Instructions to follow:
Below are some entries. Output each one exactly as it appears.

Data supplied:
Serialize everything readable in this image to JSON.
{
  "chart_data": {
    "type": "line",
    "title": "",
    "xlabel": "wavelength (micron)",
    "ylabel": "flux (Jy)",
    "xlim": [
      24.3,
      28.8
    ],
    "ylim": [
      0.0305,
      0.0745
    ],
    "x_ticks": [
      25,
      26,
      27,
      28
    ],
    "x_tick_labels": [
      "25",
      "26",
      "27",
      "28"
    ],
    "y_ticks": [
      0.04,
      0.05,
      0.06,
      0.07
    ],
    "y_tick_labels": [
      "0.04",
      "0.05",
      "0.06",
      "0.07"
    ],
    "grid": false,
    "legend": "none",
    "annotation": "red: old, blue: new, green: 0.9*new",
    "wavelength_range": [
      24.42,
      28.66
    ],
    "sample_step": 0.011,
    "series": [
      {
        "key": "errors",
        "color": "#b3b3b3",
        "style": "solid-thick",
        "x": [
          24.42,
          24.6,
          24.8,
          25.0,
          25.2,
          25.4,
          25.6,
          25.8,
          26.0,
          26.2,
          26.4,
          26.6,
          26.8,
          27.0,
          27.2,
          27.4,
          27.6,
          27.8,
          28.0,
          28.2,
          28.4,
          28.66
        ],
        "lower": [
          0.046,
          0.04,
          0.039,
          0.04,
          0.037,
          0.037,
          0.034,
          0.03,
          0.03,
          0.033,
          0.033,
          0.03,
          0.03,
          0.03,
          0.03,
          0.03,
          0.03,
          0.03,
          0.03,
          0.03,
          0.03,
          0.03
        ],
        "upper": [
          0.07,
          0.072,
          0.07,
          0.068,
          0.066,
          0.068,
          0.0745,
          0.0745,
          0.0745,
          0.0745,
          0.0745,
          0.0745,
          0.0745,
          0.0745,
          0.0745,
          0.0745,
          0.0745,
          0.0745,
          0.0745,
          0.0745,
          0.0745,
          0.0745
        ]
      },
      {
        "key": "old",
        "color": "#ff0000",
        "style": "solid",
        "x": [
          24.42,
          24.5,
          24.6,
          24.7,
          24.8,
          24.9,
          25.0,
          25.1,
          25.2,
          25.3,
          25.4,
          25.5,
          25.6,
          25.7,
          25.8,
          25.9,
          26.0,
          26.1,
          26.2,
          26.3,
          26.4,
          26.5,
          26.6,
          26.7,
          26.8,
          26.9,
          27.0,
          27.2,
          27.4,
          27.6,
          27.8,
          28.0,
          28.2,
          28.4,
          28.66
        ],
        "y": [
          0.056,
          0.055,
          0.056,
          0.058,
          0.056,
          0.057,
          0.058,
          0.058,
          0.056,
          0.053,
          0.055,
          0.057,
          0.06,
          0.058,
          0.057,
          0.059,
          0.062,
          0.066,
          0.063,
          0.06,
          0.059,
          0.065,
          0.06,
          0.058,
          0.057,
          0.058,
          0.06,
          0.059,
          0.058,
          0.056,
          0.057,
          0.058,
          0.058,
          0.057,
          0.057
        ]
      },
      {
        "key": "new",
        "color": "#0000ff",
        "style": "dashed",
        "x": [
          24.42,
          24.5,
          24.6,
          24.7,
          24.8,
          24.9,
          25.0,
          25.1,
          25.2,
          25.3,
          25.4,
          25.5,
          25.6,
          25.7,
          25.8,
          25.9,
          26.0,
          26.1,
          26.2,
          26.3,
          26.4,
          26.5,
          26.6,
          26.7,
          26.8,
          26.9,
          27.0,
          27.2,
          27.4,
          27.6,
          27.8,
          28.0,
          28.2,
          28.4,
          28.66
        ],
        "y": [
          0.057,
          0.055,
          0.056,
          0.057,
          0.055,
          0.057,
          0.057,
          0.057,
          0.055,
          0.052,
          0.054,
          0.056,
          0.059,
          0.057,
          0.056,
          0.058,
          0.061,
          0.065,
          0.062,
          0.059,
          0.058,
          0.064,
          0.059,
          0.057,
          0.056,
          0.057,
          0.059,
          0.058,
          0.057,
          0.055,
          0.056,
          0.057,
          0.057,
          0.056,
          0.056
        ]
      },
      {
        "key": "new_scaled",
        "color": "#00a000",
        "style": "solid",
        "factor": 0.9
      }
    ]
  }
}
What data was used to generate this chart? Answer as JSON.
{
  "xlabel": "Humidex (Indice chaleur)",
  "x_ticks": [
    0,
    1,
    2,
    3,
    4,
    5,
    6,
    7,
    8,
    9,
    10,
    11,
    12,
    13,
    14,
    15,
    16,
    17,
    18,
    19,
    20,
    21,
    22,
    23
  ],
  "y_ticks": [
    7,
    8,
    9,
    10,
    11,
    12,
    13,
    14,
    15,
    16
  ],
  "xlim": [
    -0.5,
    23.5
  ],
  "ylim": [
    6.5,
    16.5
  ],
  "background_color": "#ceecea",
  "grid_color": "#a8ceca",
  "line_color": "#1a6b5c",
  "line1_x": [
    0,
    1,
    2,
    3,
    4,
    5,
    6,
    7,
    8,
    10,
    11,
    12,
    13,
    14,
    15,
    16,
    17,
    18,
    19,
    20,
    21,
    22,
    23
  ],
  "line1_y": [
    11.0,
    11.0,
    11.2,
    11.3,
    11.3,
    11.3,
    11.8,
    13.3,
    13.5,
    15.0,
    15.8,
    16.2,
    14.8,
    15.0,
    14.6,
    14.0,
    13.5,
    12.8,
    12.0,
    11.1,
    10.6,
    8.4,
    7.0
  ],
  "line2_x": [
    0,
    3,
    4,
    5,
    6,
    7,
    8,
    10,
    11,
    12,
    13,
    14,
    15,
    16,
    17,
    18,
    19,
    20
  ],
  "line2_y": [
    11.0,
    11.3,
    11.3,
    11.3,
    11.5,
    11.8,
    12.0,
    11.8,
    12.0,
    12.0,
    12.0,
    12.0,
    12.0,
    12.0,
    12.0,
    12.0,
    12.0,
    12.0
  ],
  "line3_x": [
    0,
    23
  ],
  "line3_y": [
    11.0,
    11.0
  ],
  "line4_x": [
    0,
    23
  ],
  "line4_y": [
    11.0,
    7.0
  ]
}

Answer below:
Serialize everything readable in this image to JSON.
{
  "chart_data": {
    "type": "line",
    "title": "",
    "xlabel": "wavelength (micron)",
    "ylabel": "flux (Jy)",
    "xlim": [
      24.3,
      28.8
    ],
    "ylim": [
      0.0305,
      0.0745
    ],
    "x_ticks": [
      25,
      26,
      27,
      28
    ],
    "x_tick_labels": [
      "25",
      "26",
      "27",
      "28"
    ],
    "y_ticks": [
      0.04,
      0.05,
      0.06,
      0.07
    ],
    "y_tick_labels": [
      "0.04",
      "0.05",
      "0.06",
      "0.07"
    ],
    "grid": false,
    "legend": "none",
    "annotation": "red: old, blue: new, green: 0.9*new",
    "wavelength_range": [
      24.42,
      28.66
    ],
    "sample_step": 0.011,
    "series": [
      {
        "key": "errors",
        "color": "#b3b3b3",
        "style": "solid-thick",
        "x": [
          24.42,
          24.6,
          24.8,
          25.0,
          25.2,
          25.4,
          25.6,
          25.8,
          26.0,
          26.2,
          26.4,
          26.6,
          26.8,
          27.0,
          27.2,
          27.4,
          27.6,
          27.8,
          28.0,
          28.2,
          28.4,
          28.66
        ],
        "lower": [
          0.046,
          0.04,
          0.039,
          0.04,
          0.037,
          0.037,
          0.034,
          0.03,
          0.03,
          0.033,
          0.033,
          0.03,
          0.03,
          0.03,
          0.03,
          0.03,
          0.03,
          0.03,
          0.03,
          0.03,
          0.03,
          0.03
        ],
        "upper": [
          0.07,
          0.072,
          0.07,
          0.068,
          0.066,
          0.068,
          0.0745,
          0.0745,
          0.0745,
          0.0745,
          0.0745,
          0.0745,
          0.0745,
          0.0745,
          0.0745,
          0.0745,
          0.0745,
          0.0745,
          0.0745,
          0.0745,
          0.0745,
          0.0745
        ]
      },
      {
        "key": "old",
        "color": "#ff0000",
        "style": "solid",
        "x": [
          24.42,
          24.5,
          24.6,
          24.7,
          24.8,
          24.9,
          25.0,
          25.1,
          25.2,
          25.3,
          25.4,
          25.5,
          25.6,
          25.7,
          25.8,
          25.9,
          26.0,
          26.1,
          26.2,
          26.3,
          26.4,
          26.5,
          26.6,
          26.7,
          26.8,
          26.9,
          27.0,
          27.2,
          27.4,
          27.6,
          27.8,
          28.0,
          28.2,
          28.4,
          28.66
        ],
        "y": [
          0.056,
          0.055,
          0.056,
          0.058,
          0.056,
          0.057,
          0.058,
          0.058,
          0.056,
          0.053,
          0.055,
          0.057,
          0.06,
          0.058,
          0.057,
          0.059,
          0.062,
          0.066,
          0.063,
          0.06,
          0.059,
          0.065,
          0.06,
          0.058,
          0.057,
          0.058,
          0.06,
          0.059,
          0.058,
          0.056,
          0.057,
          0.058,
          0.058,
          0.057,
          0.057
        ]
      },
      {
        "key": "new",
        "color": "#0000ff",
        "style": "dashed",
        "x": [
          24.42,
          24.5,
          24.6,
          24.7,
          24.8,
          24.9,
          25.0,
          25.1,
          25.2,
          25.3,
          25.4,
          25.5,
          25.6,
          25.7,
          25.8,
          25.9,
          26.0,
          26.1,
          26.2,
          26.3,
          26.4,
          26.5,
          26.6,
          26.7,
          26.8,
          26.9,
          27.0,
          27.2,
          27.4,
          27.6,
          27.8,
          28.0,
          28.2,
          28.4,
          28.66
        ],
        "y": [
          0.057,
          0.055,
          0.056,
          0.057,
          0.055,
          0.057,
          0.057,
          0.057,
          0.055,
          0.052,
          0.054,
          0.056,
          0.059,
          0.057,
          0.056,
          0.058,
          0.061,
          0.065,
          0.062,
          0.059,
          0.058,
          0.064,
          0.059,
          0.057,
          0.056,
          0.057,
          0.059,
          0.058,
          0.057,
          0.055,
          0.056,
          0.057,
          0.057,
          0.056,
          0.056
        ]
      },
      {
        "key": "new_scaled",
        "color": "#00a000",
        "style": "solid",
        "factor": 0.9
      }
    ]
  }
}
What data was used to generate this chart? Answer as JSON.
{
  "xlabel": "Humidex (Indice chaleur)",
  "x_ticks": [
    0,
    1,
    2,
    3,
    4,
    5,
    6,
    7,
    8,
    9,
    10,
    11,
    12,
    13,
    14,
    15,
    16,
    17,
    18,
    19,
    20,
    21,
    22,
    23
  ],
  "y_ticks": [
    7,
    8,
    9,
    10,
    11,
    12,
    13,
    14,
    15,
    16
  ],
  "xlim": [
    -0.5,
    23.5
  ],
  "ylim": [
    6.5,
    16.5
  ],
  "background_color": "#ceecea",
  "grid_color": "#a8ceca",
  "line_color": "#1a6b5c",
  "line1_x": [
    0,
    1,
    2,
    3,
    4,
    5,
    6,
    7,
    8,
    10,
    11,
    12,
    13,
    14,
    15,
    16,
    17,
    18,
    19,
    20,
    21,
    22,
    23
  ],
  "line1_y": [
    11.0,
    11.0,
    11.2,
    11.3,
    11.3,
    11.3,
    11.8,
    13.3,
    13.5,
    15.0,
    15.8,
    16.2,
    14.8,
    15.0,
    14.6,
    14.0,
    13.5,
    12.8,
    12.0,
    11.1,
    10.6,
    8.4,
    7.0
  ],
  "line2_x": [
    0,
    3,
    4,
    5,
    6,
    7,
    8,
    10,
    11,
    12,
    13,
    14,
    15,
    16,
    17,
    18,
    19,
    20
  ],
  "line2_y": [
    11.0,
    11.3,
    11.3,
    11.3,
    11.5,
    11.8,
    12.0,
    11.8,
    12.0,
    12.0,
    12.0,
    12.0,
    12.0,
    12.0,
    12.0,
    12.0,
    12.0,
    12.0
  ],
  "line3_x": [
    0,
    23
  ],
  "line3_y": [
    11.0,
    11.0
  ],
  "line4_x": [
    0,
    23
  ],
  "line4_y": [
    11.0,
    7.0
  ]
}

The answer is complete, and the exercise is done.